# Directions for this task:
How many lines of the material below contain the string "name"? Answer with the number and nothing else.

# Information given:
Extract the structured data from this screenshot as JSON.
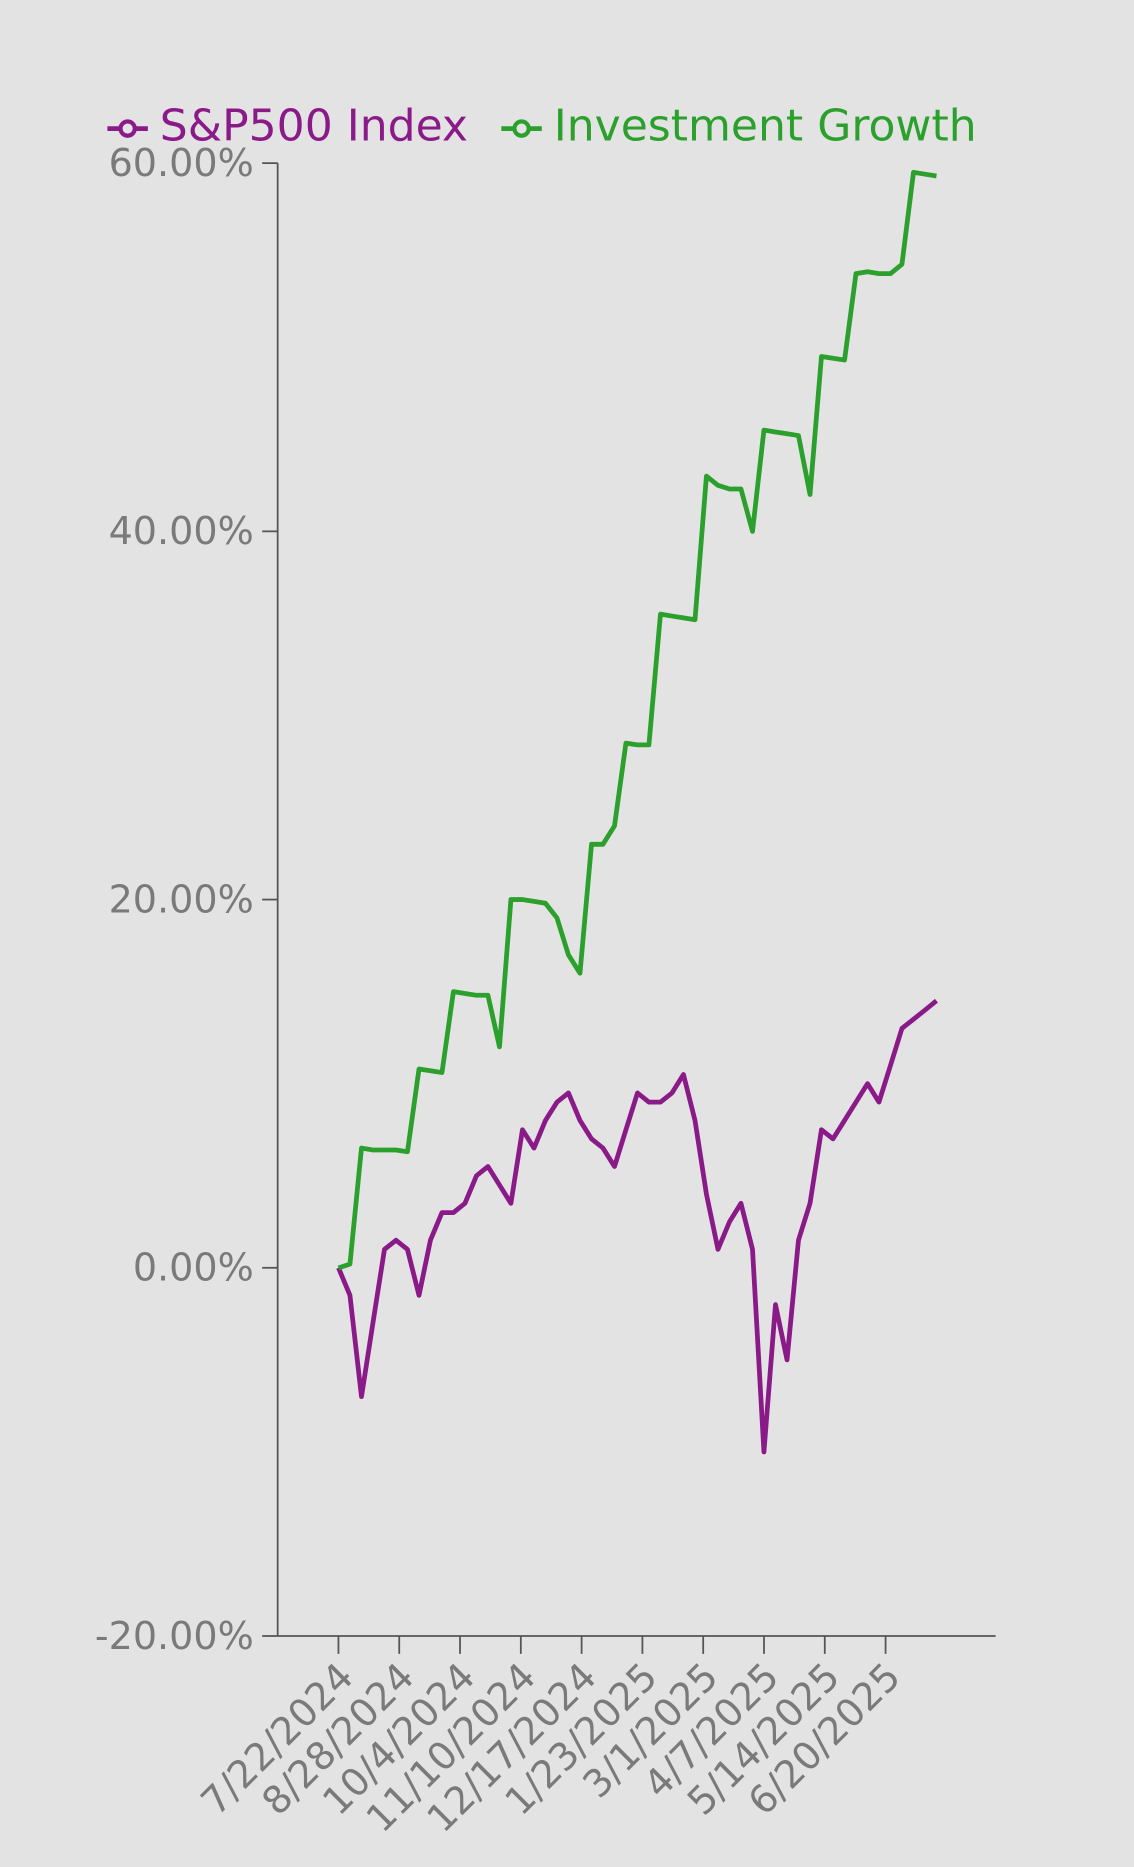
{
  "chart_data": {
    "type": "line",
    "x": [
      "7/22/2024",
      "7/29/2024",
      "8/5/2024",
      "8/12/2024",
      "8/19/2024",
      "8/26/2024",
      "9/2/2024",
      "9/9/2024",
      "9/16/2024",
      "9/23/2024",
      "9/30/2024",
      "10/7/2024",
      "10/14/2024",
      "10/21/2024",
      "10/28/2024",
      "11/4/2024",
      "11/11/2024",
      "11/18/2024",
      "11/25/2024",
      "12/2/2024",
      "12/9/2024",
      "12/16/2024",
      "12/23/2024",
      "12/30/2024",
      "1/6/2025",
      "1/13/2025",
      "1/20/2025",
      "1/27/2025",
      "2/3/2025",
      "2/10/2025",
      "2/17/2025",
      "2/24/2025",
      "3/3/2025",
      "3/10/2025",
      "3/17/2025",
      "3/24/2025",
      "3/31/2025",
      "4/7/2025",
      "4/14/2025",
      "4/21/2025",
      "4/28/2025",
      "5/5/2025",
      "5/12/2025",
      "5/19/2025",
      "5/26/2025",
      "6/2/2025",
      "6/9/2025",
      "6/16/2025",
      "6/23/2025",
      "6/30/2025",
      "7/7/2025",
      "7/14/2025",
      "7/21/2025"
    ],
    "series": [
      {
        "name": "S&P500 Index",
        "color": "#8b1a89",
        "values": [
          0,
          -1.5,
          -7,
          -3,
          1,
          1.5,
          1,
          -1.5,
          1.5,
          3,
          3,
          3.5,
          5,
          5.5,
          4.5,
          3.5,
          7.5,
          6.5,
          8,
          9,
          9.5,
          8,
          7,
          6.5,
          5.5,
          7.5,
          9.5,
          9,
          9,
          9.5,
          10.5,
          8,
          4,
          1,
          2.5,
          3.5,
          1,
          -10,
          -2,
          -5,
          1.5,
          3.5,
          7.5,
          7,
          8,
          9,
          10,
          9,
          11,
          13,
          13.5,
          14,
          14.5
        ]
      },
      {
        "name": "Investment Growth",
        "color": "#2ca02c",
        "values": [
          0,
          0.2,
          6.5,
          6.4,
          6.4,
          6.4,
          6.3,
          10.8,
          10.7,
          10.6,
          15,
          14.9,
          14.8,
          14.8,
          12,
          20,
          20,
          19.9,
          19.8,
          19,
          17,
          16,
          23,
          23,
          24,
          28.5,
          28.4,
          28.4,
          35.5,
          35.4,
          35.3,
          35.2,
          43,
          42.5,
          42.3,
          42.3,
          40,
          45.5,
          45.4,
          45.3,
          45.2,
          42,
          49.5,
          49.4,
          49.3,
          54,
          54.1,
          54,
          54,
          54.5,
          59.5,
          59.4,
          59.3
        ]
      }
    ],
    "xlim": [
      "6/15/2024",
      "8/26/2025"
    ],
    "xticks": [
      "7/22/2024",
      "8/28/2024",
      "10/4/2024",
      "11/10/2024",
      "12/17/2024",
      "1/23/2025",
      "3/1/2025",
      "4/7/2025",
      "5/14/2025",
      "6/20/2025"
    ],
    "ylim": [
      -20,
      60
    ],
    "yticks": [
      {
        "value": -20,
        "label": "-20.00%"
      },
      {
        "value": 0,
        "label": "0.00%"
      },
      {
        "value": 20,
        "label": "20.00%"
      },
      {
        "value": 40,
        "label": "40.00%"
      },
      {
        "value": 60,
        "label": "60.00%"
      }
    ],
    "legend": "top-left"
  }
}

# The reply:
2